** start RECORDED DATA **

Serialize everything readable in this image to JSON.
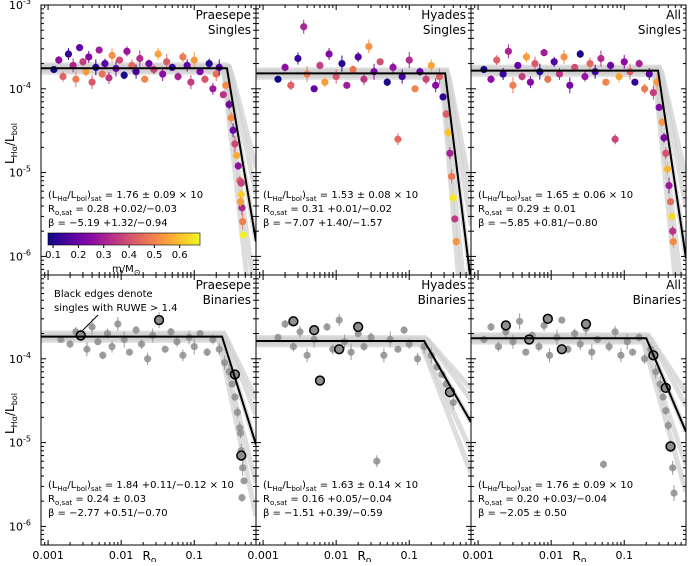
{
  "figure": {
    "xlabel": "R_o",
    "ylabel": "L_Hα/L_bol",
    "colorbar": {
      "label": "m/M_⊙",
      "ticks": [
        "0.1",
        "0.2",
        "0.3",
        "0.4",
        "0.5",
        "0.6"
      ],
      "range": [
        0.08,
        0.68
      ],
      "colormap": "plasma"
    },
    "callout": [
      "Black edges denote",
      "singles with RUWE > 1.4"
    ]
  },
  "chart_data": [
    {
      "type": "scatter",
      "panel": "top-left",
      "title_lines": [
        "Praesepe",
        "Singles"
      ],
      "xscale": "log",
      "yscale": "log",
      "xlim": [
        0.0008,
        0.7
      ],
      "ylim": [
        6e-07,
        0.001
      ],
      "x_ticks": [
        "0.001",
        "0.01",
        "0.1"
      ],
      "y_ticks": [
        "10^-3",
        "10^-4",
        "10^-5",
        "10^-6"
      ],
      "fit": {
        "sat": 0.000176,
        "ro_sat": 0.28,
        "beta": -5.19
      },
      "annotation": {
        "sat": "(L_Hα/L_bol)_sat = 1.76 ± 0.09 × 10^-4",
        "ro": "R_o,sat = 0.28 +0.02/−0.03",
        "beta": "β = −5.19 +1.32/−0.94"
      },
      "points": [
        [
          0.0012,
          0.00017
        ],
        [
          0.0014,
          0.00022
        ],
        [
          0.0016,
          0.00014
        ],
        [
          0.0019,
          0.00026
        ],
        [
          0.0022,
          0.00019
        ],
        [
          0.0024,
          0.00013
        ],
        [
          0.0027,
          0.00031
        ],
        [
          0.003,
          0.00021
        ],
        [
          0.0033,
          0.00016
        ],
        [
          0.0036,
          0.00024
        ],
        [
          0.004,
          0.00012
        ],
        [
          0.0045,
          0.00018
        ],
        [
          0.005,
          0.00029
        ],
        [
          0.0055,
          0.00015
        ],
        [
          0.006,
          0.0002
        ],
        [
          0.0068,
          0.000135
        ],
        [
          0.0075,
          0.00025
        ],
        [
          0.0085,
          0.000175
        ],
        [
          0.0095,
          0.00022
        ],
        [
          0.011,
          0.000145
        ],
        [
          0.012,
          0.00028
        ],
        [
          0.014,
          0.00019
        ],
        [
          0.016,
          0.00016
        ],
        [
          0.018,
          0.00023
        ],
        [
          0.021,
          0.00013
        ],
        [
          0.024,
          0.0002
        ],
        [
          0.028,
          0.00017
        ],
        [
          0.032,
          0.00026
        ],
        [
          0.037,
          0.00015
        ],
        [
          0.042,
          0.00021
        ],
        [
          0.05,
          0.00018
        ],
        [
          0.06,
          0.00014
        ],
        [
          0.07,
          0.00024
        ],
        [
          0.08,
          0.00019
        ],
        [
          0.09,
          0.00012
        ],
        [
          0.1,
          0.00022
        ],
        [
          0.12,
          0.00016
        ],
        [
          0.14,
          0.00013
        ],
        [
          0.16,
          0.0002
        ],
        [
          0.18,
          0.0001
        ],
        [
          0.2,
          0.00015
        ],
        [
          0.22,
          0.00018
        ],
        [
          0.25,
          8.5e-05
        ],
        [
          0.27,
          0.00011
        ],
        [
          0.3,
          6.5e-05
        ],
        [
          0.32,
          4.5e-05
        ],
        [
          0.34,
          3.2e-05
        ],
        [
          0.36,
          2.2e-05
        ],
        [
          0.38,
          1.6e-05
        ],
        [
          0.4,
          1.2e-05
        ],
        [
          0.42,
          8e-06
        ],
        [
          0.44,
          5.5e-06
        ],
        [
          0.45,
          3.8e-06
        ],
        [
          0.46,
          2.6e-06
        ],
        [
          0.47,
          1.8e-06
        ],
        [
          0.44,
          7.5e-06
        ],
        [
          0.43,
          4.5e-06
        ]
      ]
    },
    {
      "type": "scatter",
      "panel": "top-middle",
      "title_lines": [
        "Hyades",
        "Singles"
      ],
      "xscale": "log",
      "yscale": "log",
      "xlim": [
        0.0008,
        0.7
      ],
      "ylim": [
        6e-07,
        0.001
      ],
      "fit": {
        "sat": 0.000153,
        "ro_sat": 0.31,
        "beta": -7.07
      },
      "annotation": {
        "sat": "(L_Hα/L_bol)_sat = 1.53 ± 0.08 × 10^-4",
        "ro": "R_o,sat = 0.31 +0.01/−0.02",
        "beta": "β = −7.07 +1.40/−1.57"
      },
      "points": [
        [
          0.0016,
          0.00013
        ],
        [
          0.002,
          0.00018
        ],
        [
          0.0024,
          0.00011
        ],
        [
          0.003,
          0.00023
        ],
        [
          0.0036,
          0.00055
        ],
        [
          0.004,
          0.00015
        ],
        [
          0.005,
          0.0001
        ],
        [
          0.006,
          0.00019
        ],
        [
          0.007,
          0.00012
        ],
        [
          0.008,
          0.00026
        ],
        [
          0.01,
          0.00014
        ],
        [
          0.012,
          0.0002
        ],
        [
          0.014,
          0.00011
        ],
        [
          0.017,
          0.00017
        ],
        [
          0.02,
          0.00024
        ],
        [
          0.024,
          0.00013
        ],
        [
          0.028,
          0.00032
        ],
        [
          0.033,
          0.00016
        ],
        [
          0.04,
          0.00021
        ],
        [
          0.05,
          0.00012
        ],
        [
          0.06,
          0.00018
        ],
        [
          0.07,
          2.5e-05
        ],
        [
          0.08,
          0.00014
        ],
        [
          0.1,
          0.00022
        ],
        [
          0.12,
          0.0001
        ],
        [
          0.14,
          0.00016
        ],
        [
          0.17,
          0.00013
        ],
        [
          0.2,
          0.00019
        ],
        [
          0.23,
          0.00011
        ],
        [
          0.26,
          0.00014
        ],
        [
          0.29,
          8e-05
        ],
        [
          0.32,
          5e-05
        ],
        [
          0.34,
          3e-05
        ],
        [
          0.36,
          1.7e-05
        ],
        [
          0.38,
          9e-06
        ],
        [
          0.4,
          5e-06
        ],
        [
          0.42,
          2.8e-06
        ],
        [
          0.44,
          1.5e-06
        ]
      ]
    },
    {
      "type": "scatter",
      "panel": "top-right",
      "title_lines": [
        "All",
        "Singles"
      ],
      "xscale": "log",
      "yscale": "log",
      "xlim": [
        0.0008,
        0.7
      ],
      "ylim": [
        6e-07,
        0.001
      ],
      "fit": {
        "sat": 0.000165,
        "ro_sat": 0.29,
        "beta": -5.85
      },
      "annotation": {
        "sat": "(L_Hα/L_bol)_sat = 1.65 ± 0.06 × 10^-4",
        "ro": "R_o,sat = 0.29 ± 0.01",
        "beta": "β = −5.85 +0.81/−0.80"
      },
      "points": [
        [
          0.0012,
          0.00017
        ],
        [
          0.0015,
          0.00013
        ],
        [
          0.0018,
          0.00022
        ],
        [
          0.0022,
          0.00015
        ],
        [
          0.0026,
          0.00028
        ],
        [
          0.003,
          0.00011
        ],
        [
          0.0035,
          0.00019
        ],
        [
          0.004,
          0.00014
        ],
        [
          0.0046,
          0.00024
        ],
        [
          0.0052,
          0.00012
        ],
        [
          0.006,
          0.0002
        ],
        [
          0.007,
          0.00016
        ],
        [
          0.008,
          0.00027
        ],
        [
          0.009,
          0.00013
        ],
        [
          0.011,
          0.00021
        ],
        [
          0.013,
          0.00015
        ],
        [
          0.015,
          0.00024
        ],
        [
          0.018,
          0.00011
        ],
        [
          0.021,
          0.00018
        ],
        [
          0.025,
          0.00026
        ],
        [
          0.029,
          0.00014
        ],
        [
          0.034,
          0.0002
        ],
        [
          0.04,
          0.00016
        ],
        [
          0.048,
          0.00023
        ],
        [
          0.056,
          0.00012
        ],
        [
          0.065,
          0.00019
        ],
        [
          0.075,
          2.5e-05
        ],
        [
          0.085,
          0.00014
        ],
        [
          0.1,
          0.00021
        ],
        [
          0.12,
          0.00016
        ],
        [
          0.14,
          0.00012
        ],
        [
          0.16,
          0.0002
        ],
        [
          0.19,
          0.0001
        ],
        [
          0.22,
          0.00015
        ],
        [
          0.25,
          9e-05
        ],
        [
          0.28,
          0.00012
        ],
        [
          0.3,
          6e-05
        ],
        [
          0.33,
          4e-05
        ],
        [
          0.35,
          2.6e-05
        ],
        [
          0.37,
          1.7e-05
        ],
        [
          0.39,
          1.1e-05
        ],
        [
          0.41,
          7e-06
        ],
        [
          0.43,
          4.5e-06
        ],
        [
          0.45,
          3e-06
        ],
        [
          0.46,
          2e-06
        ],
        [
          0.47,
          1.5e-06
        ]
      ]
    },
    {
      "type": "scatter",
      "panel": "bottom-left",
      "title_lines": [
        "Praesepe",
        "Binaries"
      ],
      "xscale": "log",
      "yscale": "log",
      "xlim": [
        0.0008,
        0.7
      ],
      "ylim": [
        6e-07,
        0.001
      ],
      "fit": {
        "sat": 0.000184,
        "ro_sat": 0.24,
        "beta": -2.77
      },
      "annotation": {
        "sat": "(L_Hα/L_bol)_sat = 1.84 +0.11/−0.12 × 10^-4",
        "ro": "R_o,sat = 0.24 ± 0.03",
        "beta": "β = −2.77 +0.51/−0.70"
      },
      "points": [
        [
          0.0015,
          0.00017
        ],
        [
          0.002,
          0.00015
        ],
        [
          0.0024,
          0.00021
        ],
        [
          0.0028,
          0.00019
        ],
        [
          0.0034,
          0.00013
        ],
        [
          0.004,
          0.00024
        ],
        [
          0.0048,
          0.00016
        ],
        [
          0.0056,
          0.00011
        ],
        [
          0.0065,
          0.0002
        ],
        [
          0.0075,
          0.00014
        ],
        [
          0.009,
          0.00026
        ],
        [
          0.011,
          0.00017
        ],
        [
          0.013,
          0.00012
        ],
        [
          0.016,
          0.00022
        ],
        [
          0.019,
          0.00015
        ],
        [
          0.023,
          0.0001
        ],
        [
          0.027,
          0.00019
        ],
        [
          0.033,
          0.00029
        ],
        [
          0.04,
          0.00013
        ],
        [
          0.048,
          0.00021
        ],
        [
          0.058,
          0.00016
        ],
        [
          0.07,
          0.00011
        ],
        [
          0.085,
          0.00018
        ],
        [
          0.1,
          0.00014
        ],
        [
          0.12,
          0.0002
        ],
        [
          0.15,
          0.00012
        ],
        [
          0.18,
          0.00017
        ],
        [
          0.22,
          0.00013
        ],
        [
          0.26,
          9e-05
        ],
        [
          0.3,
          7e-05
        ],
        [
          0.33,
          5e-05
        ],
        [
          0.36,
          3.5e-05
        ],
        [
          0.39,
          2.3e-05
        ],
        [
          0.42,
          1.5e-05
        ],
        [
          0.44,
          8e-06
        ],
        [
          0.46,
          5e-06
        ],
        [
          0.48,
          3.5e-06
        ],
        [
          0.45,
          2.2e-06
        ],
        [
          0.43,
          1.3e-05
        ]
      ],
      "edged": [
        [
          0.0028,
          0.00019
        ],
        [
          0.033,
          0.00029
        ],
        [
          0.36,
          6.5e-05
        ],
        [
          0.44,
          7e-06
        ]
      ]
    },
    {
      "type": "scatter",
      "panel": "bottom-middle",
      "title_lines": [
        "Hyades",
        "Binaries"
      ],
      "xscale": "log",
      "yscale": "log",
      "xlim": [
        0.0008,
        0.7
      ],
      "ylim": [
        6e-07,
        0.001
      ],
      "fit": {
        "sat": 0.000163,
        "ro_sat": 0.16,
        "beta": -1.51
      },
      "annotation": {
        "sat": "(L_Hα/L_bol)_sat = 1.63 ± 0.14 × 10^-4",
        "ro": "R_o,sat = 0.16 +0.05/−0.04",
        "beta": "β = −1.51 +0.39/−0.59"
      },
      "points": [
        [
          0.0016,
          0.00018
        ],
        [
          0.002,
          0.00026
        ],
        [
          0.0026,
          0.00014
        ],
        [
          0.0032,
          0.00021
        ],
        [
          0.004,
          0.00011
        ],
        [
          0.005,
          0.00017
        ],
        [
          0.006,
          5.5e-05
        ],
        [
          0.0075,
          0.00024
        ],
        [
          0.009,
          0.00013
        ],
        [
          0.011,
          0.00029
        ],
        [
          0.013,
          0.00016
        ],
        [
          0.016,
          0.00012
        ],
        [
          0.02,
          0.0002
        ],
        [
          0.024,
          0.00014
        ],
        [
          0.03,
          0.00018
        ],
        [
          0.036,
          6e-06
        ],
        [
          0.045,
          0.00011
        ],
        [
          0.055,
          0.00017
        ],
        [
          0.07,
          0.00013
        ],
        [
          0.085,
          0.00022
        ],
        [
          0.1,
          0.00015
        ],
        [
          0.13,
          0.0001
        ],
        [
          0.16,
          0.00014
        ],
        [
          0.2,
          0.00011
        ],
        [
          0.24,
          8e-05
        ],
        [
          0.28,
          6.5e-05
        ],
        [
          0.32,
          5e-05
        ],
        [
          0.36,
          4e-05
        ],
        [
          0.4,
          3e-05
        ]
      ],
      "edged": [
        [
          0.0026,
          0.00028
        ],
        [
          0.005,
          0.00022
        ],
        [
          0.006,
          5.5e-05
        ],
        [
          0.011,
          0.00013
        ],
        [
          0.02,
          0.00024
        ],
        [
          0.36,
          4e-05
        ]
      ]
    },
    {
      "type": "scatter",
      "panel": "bottom-right",
      "title_lines": [
        "All",
        "Binaries"
      ],
      "xscale": "log",
      "yscale": "log",
      "xlim": [
        0.0008,
        0.7
      ],
      "ylim": [
        6e-07,
        0.001
      ],
      "fit": {
        "sat": 0.000176,
        "ro_sat": 0.2,
        "beta": -2.05
      },
      "annotation": {
        "sat": "(L_Hα/L_bol)_sat = 1.76 ± 0.09 × 10^-4",
        "ro": "R_o,sat = 0.20 +0.03/−0.04",
        "beta": "β = −2.05 ± 0.50"
      },
      "points": [
        [
          0.0012,
          0.00017
        ],
        [
          0.0015,
          0.00024
        ],
        [
          0.0019,
          0.00014
        ],
        [
          0.0024,
          0.00021
        ],
        [
          0.003,
          0.00016
        ],
        [
          0.0037,
          0.00028
        ],
        [
          0.0045,
          0.00012
        ],
        [
          0.0055,
          0.00019
        ],
        [
          0.0068,
          0.00014
        ],
        [
          0.008,
          0.00025
        ],
        [
          0.0095,
          0.00011
        ],
        [
          0.012,
          0.00018
        ],
        [
          0.014,
          0.00029
        ],
        [
          0.017,
          0.00013
        ],
        [
          0.021,
          0.0002
        ],
        [
          0.025,
          0.00015
        ],
        [
          0.03,
          0.00023
        ],
        [
          0.036,
          0.00012
        ],
        [
          0.043,
          0.00017
        ],
        [
          0.052,
          5.5e-06
        ],
        [
          0.062,
          0.00014
        ],
        [
          0.075,
          0.00021
        ],
        [
          0.09,
          0.00011
        ],
        [
          0.11,
          0.00016
        ],
        [
          0.13,
          0.00012
        ],
        [
          0.16,
          0.00018
        ],
        [
          0.19,
          0.0001
        ],
        [
          0.23,
          0.00013
        ],
        [
          0.27,
          7e-05
        ],
        [
          0.31,
          5e-05
        ],
        [
          0.34,
          3.5e-05
        ],
        [
          0.37,
          2.4e-05
        ],
        [
          0.4,
          1.6e-05
        ],
        [
          0.43,
          9e-06
        ],
        [
          0.46,
          5e-06
        ],
        [
          0.48,
          2.5e-06
        ]
      ],
      "edged": [
        [
          0.0024,
          0.00025
        ],
        [
          0.005,
          0.00017
        ],
        [
          0.009,
          0.0003
        ],
        [
          0.014,
          0.00013
        ],
        [
          0.03,
          0.00026
        ],
        [
          0.25,
          0.00011
        ],
        [
          0.37,
          4.5e-05
        ],
        [
          0.43,
          9e-06
        ]
      ]
    }
  ]
}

** end RECORDED DATA **

# [TO DO]
Lines containing the word "beta" must all be returned from the material above.

# [EXERCISE RESULT]
        "beta": -5.19
        "beta": "β = −5.19 +1.32/−0.94"
        "beta": -7.07
        "beta": "β = −7.07 +1.40/−1.57"
        "beta": -5.85
        "beta": "β = −5.85 +0.81/−0.80"
        "beta": -2.77
        "beta": "β = −2.77 +0.51/−0.70"
        "beta": -1.51
        "beta": "β = −1.51 +0.39/−0.59"
        "beta": -2.05
        "beta": "β = −2.05 ± 0.50"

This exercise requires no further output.